[Source data]
--- Start ---
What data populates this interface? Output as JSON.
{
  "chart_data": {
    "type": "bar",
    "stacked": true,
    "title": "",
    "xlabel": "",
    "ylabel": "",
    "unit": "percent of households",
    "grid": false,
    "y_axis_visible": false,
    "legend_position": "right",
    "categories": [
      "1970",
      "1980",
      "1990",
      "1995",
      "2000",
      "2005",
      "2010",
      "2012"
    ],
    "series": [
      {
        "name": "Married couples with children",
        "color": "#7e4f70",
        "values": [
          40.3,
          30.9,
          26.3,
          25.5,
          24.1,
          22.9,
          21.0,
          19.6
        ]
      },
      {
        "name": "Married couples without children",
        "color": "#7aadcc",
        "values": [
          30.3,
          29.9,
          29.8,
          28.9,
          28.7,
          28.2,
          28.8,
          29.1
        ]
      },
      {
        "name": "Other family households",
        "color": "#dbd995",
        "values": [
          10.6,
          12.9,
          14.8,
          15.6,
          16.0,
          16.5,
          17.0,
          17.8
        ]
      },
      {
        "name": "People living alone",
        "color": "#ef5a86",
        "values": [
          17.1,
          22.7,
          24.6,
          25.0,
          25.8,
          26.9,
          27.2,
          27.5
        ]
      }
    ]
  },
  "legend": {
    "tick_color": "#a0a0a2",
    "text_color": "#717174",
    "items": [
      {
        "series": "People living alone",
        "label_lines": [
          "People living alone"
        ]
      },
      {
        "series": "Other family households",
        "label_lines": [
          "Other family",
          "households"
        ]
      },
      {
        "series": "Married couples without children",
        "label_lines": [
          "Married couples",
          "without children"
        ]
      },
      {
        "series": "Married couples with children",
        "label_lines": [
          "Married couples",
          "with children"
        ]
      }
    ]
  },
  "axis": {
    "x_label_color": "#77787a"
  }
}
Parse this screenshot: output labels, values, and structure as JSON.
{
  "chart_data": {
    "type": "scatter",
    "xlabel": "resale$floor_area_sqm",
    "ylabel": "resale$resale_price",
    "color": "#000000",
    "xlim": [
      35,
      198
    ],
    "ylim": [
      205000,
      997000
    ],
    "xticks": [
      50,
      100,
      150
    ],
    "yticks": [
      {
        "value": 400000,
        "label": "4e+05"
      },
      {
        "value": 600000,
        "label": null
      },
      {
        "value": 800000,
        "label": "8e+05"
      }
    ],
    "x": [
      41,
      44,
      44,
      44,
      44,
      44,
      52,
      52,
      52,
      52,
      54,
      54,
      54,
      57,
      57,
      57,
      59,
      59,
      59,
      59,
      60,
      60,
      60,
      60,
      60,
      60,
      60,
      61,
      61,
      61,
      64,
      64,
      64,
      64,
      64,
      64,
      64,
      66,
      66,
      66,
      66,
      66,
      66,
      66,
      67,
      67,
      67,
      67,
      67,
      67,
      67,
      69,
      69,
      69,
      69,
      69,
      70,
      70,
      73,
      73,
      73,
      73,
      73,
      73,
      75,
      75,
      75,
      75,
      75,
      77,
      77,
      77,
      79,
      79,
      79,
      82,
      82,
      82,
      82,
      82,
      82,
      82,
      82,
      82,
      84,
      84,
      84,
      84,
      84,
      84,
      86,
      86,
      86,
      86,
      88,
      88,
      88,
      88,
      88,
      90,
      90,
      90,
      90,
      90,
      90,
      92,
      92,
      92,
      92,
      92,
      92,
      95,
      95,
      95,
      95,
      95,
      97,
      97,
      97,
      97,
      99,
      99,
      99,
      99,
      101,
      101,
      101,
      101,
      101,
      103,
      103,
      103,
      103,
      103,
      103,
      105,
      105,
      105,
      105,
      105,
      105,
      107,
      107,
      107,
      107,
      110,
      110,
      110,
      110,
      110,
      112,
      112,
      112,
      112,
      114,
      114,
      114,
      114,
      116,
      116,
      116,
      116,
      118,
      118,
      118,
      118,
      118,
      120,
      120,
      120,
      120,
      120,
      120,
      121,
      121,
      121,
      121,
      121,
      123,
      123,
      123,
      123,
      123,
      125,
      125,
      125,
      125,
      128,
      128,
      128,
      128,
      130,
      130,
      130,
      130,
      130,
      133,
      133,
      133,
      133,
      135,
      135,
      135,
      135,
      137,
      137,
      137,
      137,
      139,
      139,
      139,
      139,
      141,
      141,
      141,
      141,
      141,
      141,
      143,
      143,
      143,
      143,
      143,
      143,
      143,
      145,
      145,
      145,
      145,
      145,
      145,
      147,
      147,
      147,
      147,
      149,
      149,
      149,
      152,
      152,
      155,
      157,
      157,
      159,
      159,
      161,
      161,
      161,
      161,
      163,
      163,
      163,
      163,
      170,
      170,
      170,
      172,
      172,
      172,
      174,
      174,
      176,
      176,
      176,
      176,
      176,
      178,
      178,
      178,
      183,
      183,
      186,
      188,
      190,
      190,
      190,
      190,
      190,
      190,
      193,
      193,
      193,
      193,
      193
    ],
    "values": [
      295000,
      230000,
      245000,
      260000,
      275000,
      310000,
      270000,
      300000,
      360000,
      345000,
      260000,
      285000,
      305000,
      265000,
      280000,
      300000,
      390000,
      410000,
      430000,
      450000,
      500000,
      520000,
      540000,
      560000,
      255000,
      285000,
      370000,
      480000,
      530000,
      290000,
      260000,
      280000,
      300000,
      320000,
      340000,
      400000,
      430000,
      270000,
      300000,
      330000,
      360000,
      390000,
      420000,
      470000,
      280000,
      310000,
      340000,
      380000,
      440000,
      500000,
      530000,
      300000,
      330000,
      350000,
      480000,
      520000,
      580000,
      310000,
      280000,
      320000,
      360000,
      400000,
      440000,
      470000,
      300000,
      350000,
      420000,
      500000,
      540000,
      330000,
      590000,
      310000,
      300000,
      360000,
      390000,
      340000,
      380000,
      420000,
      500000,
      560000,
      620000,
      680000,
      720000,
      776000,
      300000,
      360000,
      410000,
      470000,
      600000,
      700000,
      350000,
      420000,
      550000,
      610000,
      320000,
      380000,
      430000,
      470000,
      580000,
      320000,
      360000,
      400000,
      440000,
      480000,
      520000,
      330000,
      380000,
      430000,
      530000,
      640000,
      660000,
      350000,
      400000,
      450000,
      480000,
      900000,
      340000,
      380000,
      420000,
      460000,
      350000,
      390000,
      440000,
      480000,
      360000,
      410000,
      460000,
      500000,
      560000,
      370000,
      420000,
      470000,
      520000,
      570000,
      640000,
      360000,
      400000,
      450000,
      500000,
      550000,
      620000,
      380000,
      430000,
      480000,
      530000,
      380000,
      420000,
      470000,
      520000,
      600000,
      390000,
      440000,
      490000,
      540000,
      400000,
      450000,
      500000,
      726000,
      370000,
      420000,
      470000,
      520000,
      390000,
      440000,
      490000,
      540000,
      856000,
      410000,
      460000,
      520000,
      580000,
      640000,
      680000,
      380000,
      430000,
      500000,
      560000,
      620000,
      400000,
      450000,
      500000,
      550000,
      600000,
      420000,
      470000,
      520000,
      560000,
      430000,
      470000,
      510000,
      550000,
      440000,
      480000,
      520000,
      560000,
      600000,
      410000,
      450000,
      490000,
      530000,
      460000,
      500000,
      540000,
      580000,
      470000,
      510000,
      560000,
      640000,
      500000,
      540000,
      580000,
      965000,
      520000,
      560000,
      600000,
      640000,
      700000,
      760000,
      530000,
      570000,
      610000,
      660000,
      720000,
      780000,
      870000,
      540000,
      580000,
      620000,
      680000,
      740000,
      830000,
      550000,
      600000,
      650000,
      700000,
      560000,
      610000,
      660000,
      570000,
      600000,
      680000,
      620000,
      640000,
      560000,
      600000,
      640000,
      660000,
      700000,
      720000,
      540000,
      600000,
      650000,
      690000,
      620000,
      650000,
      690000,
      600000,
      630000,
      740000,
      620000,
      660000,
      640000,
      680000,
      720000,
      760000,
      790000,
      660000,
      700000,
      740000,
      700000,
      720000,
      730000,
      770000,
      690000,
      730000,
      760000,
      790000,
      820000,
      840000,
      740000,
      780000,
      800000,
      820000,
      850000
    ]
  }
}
--- End ---
WORK TO COMPLETE
Copy every line that includes the string "xlabel" from the material above.

RESULT OF THE EXERCISE
    "xlabel": "",
    "xlabel": "resale$floor_area_sqm",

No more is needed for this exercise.